» DATA RECORDS
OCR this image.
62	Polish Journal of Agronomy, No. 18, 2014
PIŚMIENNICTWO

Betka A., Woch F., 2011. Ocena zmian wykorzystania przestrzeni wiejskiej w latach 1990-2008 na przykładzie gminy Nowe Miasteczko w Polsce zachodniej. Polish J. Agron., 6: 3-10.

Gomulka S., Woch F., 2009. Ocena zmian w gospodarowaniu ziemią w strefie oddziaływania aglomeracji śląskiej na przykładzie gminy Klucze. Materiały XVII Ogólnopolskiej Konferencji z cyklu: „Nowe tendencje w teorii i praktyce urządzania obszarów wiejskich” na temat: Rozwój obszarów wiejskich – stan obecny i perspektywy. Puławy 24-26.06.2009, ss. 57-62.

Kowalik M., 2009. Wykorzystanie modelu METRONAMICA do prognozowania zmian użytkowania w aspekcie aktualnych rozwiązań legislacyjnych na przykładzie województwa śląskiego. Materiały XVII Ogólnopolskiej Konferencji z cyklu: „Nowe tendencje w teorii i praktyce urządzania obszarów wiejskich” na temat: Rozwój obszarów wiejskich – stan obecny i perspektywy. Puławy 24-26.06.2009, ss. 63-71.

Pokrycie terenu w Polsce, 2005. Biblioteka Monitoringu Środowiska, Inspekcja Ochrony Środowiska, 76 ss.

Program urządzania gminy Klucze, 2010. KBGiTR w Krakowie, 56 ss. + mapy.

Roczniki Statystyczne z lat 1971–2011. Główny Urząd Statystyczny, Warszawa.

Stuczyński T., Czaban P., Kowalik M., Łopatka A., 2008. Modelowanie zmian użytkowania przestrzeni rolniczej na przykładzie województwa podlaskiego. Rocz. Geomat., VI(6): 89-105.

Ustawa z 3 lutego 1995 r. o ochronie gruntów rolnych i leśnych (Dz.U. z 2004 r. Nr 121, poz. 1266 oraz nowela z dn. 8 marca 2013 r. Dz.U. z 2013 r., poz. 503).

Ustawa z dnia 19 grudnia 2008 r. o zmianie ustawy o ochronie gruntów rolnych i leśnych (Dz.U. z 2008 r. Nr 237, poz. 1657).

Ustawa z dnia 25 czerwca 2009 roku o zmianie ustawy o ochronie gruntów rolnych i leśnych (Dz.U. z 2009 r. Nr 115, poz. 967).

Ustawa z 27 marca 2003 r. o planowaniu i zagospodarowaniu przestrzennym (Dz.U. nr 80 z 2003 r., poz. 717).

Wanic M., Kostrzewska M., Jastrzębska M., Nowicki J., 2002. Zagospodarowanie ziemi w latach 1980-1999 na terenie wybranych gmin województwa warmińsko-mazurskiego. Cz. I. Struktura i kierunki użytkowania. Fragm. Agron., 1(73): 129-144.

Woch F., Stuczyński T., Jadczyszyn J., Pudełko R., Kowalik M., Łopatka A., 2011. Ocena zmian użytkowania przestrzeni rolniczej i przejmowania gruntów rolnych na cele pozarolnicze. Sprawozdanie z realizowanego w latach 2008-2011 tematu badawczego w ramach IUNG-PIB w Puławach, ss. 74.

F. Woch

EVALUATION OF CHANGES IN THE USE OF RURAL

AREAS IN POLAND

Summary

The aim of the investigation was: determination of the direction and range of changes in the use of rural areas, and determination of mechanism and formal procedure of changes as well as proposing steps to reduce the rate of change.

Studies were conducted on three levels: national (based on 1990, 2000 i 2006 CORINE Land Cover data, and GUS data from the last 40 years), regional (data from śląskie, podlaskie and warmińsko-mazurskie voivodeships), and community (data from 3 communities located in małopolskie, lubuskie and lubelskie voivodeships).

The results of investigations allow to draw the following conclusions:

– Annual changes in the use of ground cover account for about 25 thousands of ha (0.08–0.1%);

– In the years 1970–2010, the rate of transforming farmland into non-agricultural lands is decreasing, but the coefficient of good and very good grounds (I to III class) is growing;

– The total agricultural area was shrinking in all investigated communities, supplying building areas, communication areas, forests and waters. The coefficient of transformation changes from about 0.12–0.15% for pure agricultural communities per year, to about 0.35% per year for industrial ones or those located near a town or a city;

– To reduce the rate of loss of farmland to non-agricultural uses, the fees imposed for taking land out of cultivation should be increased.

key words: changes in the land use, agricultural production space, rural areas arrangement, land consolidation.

» TASK INSTRUCTIONS
Within the listing above, copy each line that has the string "dnia".

» TASK RESULT
Ustawa z dnia 19 grudnia 2008 r. o zmianie ustawy o ochronie gruntów rolnych i leśnych (Dz.U. z 2008 r. Nr 237, poz. 1657).
Ustawa z dnia 25 czerwca 2009 roku o zmianie ustawy o ochronie gruntów rolnych i leśnych (Dz.U. z 2009 r. Nr 115, poz. 967).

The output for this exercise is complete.